> [TASK INSTRUCTIONS]
Write the listing out again, all of it, word for word.

> [DATASET CONTENT]
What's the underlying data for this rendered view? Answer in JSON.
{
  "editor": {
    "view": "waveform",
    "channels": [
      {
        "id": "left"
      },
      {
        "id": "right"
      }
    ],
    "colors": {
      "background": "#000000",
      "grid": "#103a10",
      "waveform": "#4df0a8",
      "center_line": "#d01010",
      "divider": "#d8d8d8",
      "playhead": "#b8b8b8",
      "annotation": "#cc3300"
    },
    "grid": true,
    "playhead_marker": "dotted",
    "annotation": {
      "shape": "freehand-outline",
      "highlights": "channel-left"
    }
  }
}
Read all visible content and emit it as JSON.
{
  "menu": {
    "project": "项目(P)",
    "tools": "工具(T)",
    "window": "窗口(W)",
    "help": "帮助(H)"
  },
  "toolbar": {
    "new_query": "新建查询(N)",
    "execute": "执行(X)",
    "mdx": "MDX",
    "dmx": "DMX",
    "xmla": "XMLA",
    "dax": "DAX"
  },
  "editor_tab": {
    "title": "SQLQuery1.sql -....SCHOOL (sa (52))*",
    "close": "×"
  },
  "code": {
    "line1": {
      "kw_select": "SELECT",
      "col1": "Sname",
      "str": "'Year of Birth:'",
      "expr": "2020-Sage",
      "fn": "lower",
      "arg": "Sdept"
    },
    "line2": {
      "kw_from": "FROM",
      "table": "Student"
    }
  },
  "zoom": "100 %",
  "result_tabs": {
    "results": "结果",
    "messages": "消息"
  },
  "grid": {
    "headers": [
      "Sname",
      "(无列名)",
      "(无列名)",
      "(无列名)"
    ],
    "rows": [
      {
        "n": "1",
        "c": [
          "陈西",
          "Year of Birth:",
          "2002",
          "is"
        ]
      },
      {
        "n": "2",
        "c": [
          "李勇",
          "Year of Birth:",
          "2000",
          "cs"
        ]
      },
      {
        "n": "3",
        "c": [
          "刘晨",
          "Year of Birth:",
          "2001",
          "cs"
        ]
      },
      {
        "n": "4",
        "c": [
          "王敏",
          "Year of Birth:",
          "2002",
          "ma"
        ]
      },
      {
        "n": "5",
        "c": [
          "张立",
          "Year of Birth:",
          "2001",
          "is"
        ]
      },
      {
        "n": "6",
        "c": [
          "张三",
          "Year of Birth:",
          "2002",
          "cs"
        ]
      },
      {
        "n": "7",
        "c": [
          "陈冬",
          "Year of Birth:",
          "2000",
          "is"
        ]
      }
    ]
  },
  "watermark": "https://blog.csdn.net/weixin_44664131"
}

> [SOLUTION FOR THIS EXERCISE]
What's the underlying data for this rendered view? Answer in JSON.
{
  "editor": {
    "view": "waveform",
    "channels": [
      {
        "id": "left"
      },
      {
        "id": "right"
      }
    ],
    "colors": {
      "background": "#000000",
      "grid": "#103a10",
      "waveform": "#4df0a8",
      "center_line": "#d01010",
      "divider": "#d8d8d8",
      "playhead": "#b8b8b8",
      "annotation": "#cc3300"
    },
    "grid": true,
    "playhead_marker": "dotted",
    "annotation": {
      "shape": "freehand-outline",
      "highlights": "channel-left"
    }
  }
}
Read all visible content and emit it as JSON.
{
  "menu": {
    "project": "项目(P)",
    "tools": "工具(T)",
    "window": "窗口(W)",
    "help": "帮助(H)"
  },
  "toolbar": {
    "new_query": "新建查询(N)",
    "execute": "执行(X)",
    "mdx": "MDX",
    "dmx": "DMX",
    "xmla": "XMLA",
    "dax": "DAX"
  },
  "editor_tab": {
    "title": "SQLQuery1.sql -....SCHOOL (sa (52))*",
    "close": "×"
  },
  "code": {
    "line1": {
      "kw_select": "SELECT",
      "col1": "Sname",
      "str": "'Year of Birth:'",
      "expr": "2020-Sage",
      "fn": "lower",
      "arg": "Sdept"
    },
    "line2": {
      "kw_from": "FROM",
      "table": "Student"
    }
  },
  "zoom": "100 %",
  "result_tabs": {
    "results": "结果",
    "messages": "消息"
  },
  "grid": {
    "headers": [
      "Sname",
      "(无列名)",
      "(无列名)",
      "(无列名)"
    ],
    "rows": [
      {
        "n": "1",
        "c": [
          "陈西",
          "Year of Birth:",
          "2002",
          "is"
        ]
      },
      {
        "n": "2",
        "c": [
          "李勇",
          "Year of Birth:",
          "2000",
          "cs"
        ]
      },
      {
        "n": "3",
        "c": [
          "刘晨",
          "Year of Birth:",
          "2001",
          "cs"
        ]
      },
      {
        "n": "4",
        "c": [
          "王敏",
          "Year of Birth:",
          "2002",
          "ma"
        ]
      },
      {
        "n": "5",
        "c": [
          "张立",
          "Year of Birth:",
          "2001",
          "is"
        ]
      },
      {
        "n": "6",
        "c": [
          "张三",
          "Year of Birth:",
          "2002",
          "cs"
        ]
      },
      {
        "n": "7",
        "c": [
          "陈冬",
          "Year of Birth:",
          "2000",
          "is"
        ]
      }
    ]
  },
  "watermark": "https://blog.csdn.net/weixin_44664131"
}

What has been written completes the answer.